### MATERIAL FOR THE TASK
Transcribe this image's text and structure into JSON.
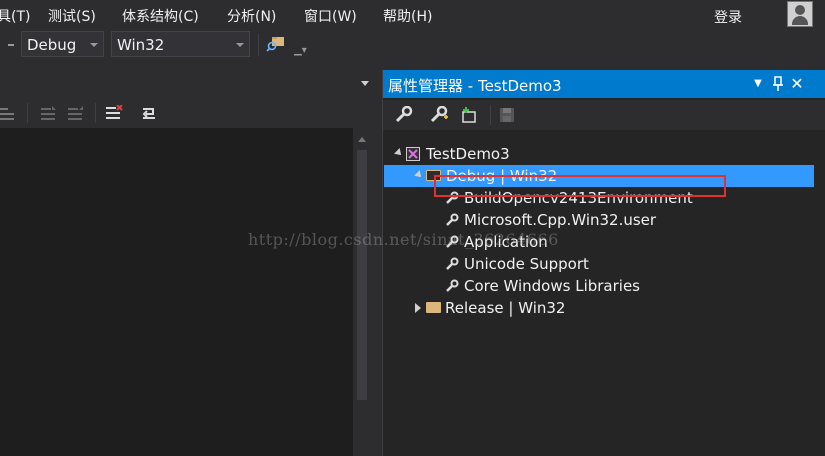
{
  "menu": {
    "items": [
      "具(T)",
      "测试(S)",
      "体系结构(C)",
      "分析(N)",
      "窗口(W)",
      "帮助(H)"
    ],
    "login": "登录"
  },
  "toolbar": {
    "configuration": "Debug",
    "platform": "Win32"
  },
  "property_manager": {
    "title": "属性管理器 - TestDemo3",
    "tree": {
      "project": "TestDemo3",
      "configs": [
        {
          "label": "Debug | Win32",
          "expanded": true,
          "selected": true,
          "sheets": [
            "BuildOpencv2413Environment",
            "Microsoft.Cpp.Win32.user",
            "Application",
            "Unicode Support",
            "Core Windows Libraries"
          ]
        },
        {
          "label": "Release | Win32",
          "expanded": false,
          "selected": false,
          "sheets": []
        }
      ]
    }
  },
  "watermark": "http://blog.csdn.net/sinat_36264666",
  "colors": {
    "accent": "#007acc",
    "selection": "#3399ff",
    "highlight_box": "#e03030",
    "folder": "#dcb67a"
  }
}
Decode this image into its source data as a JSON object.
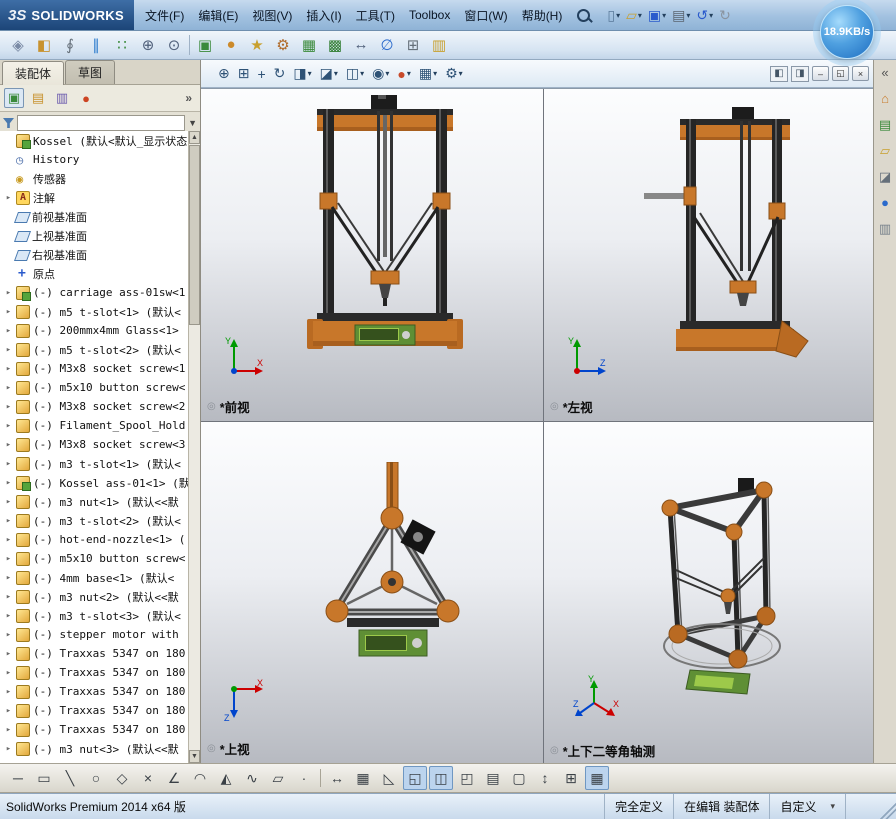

### PROBLEM
Take every line from the records above that has the word "into" and copy it.

### RESPONSE TO THIS TASK
Transcribe this image's text and structure into JSON.
Decode this image into its source data as a JSON object.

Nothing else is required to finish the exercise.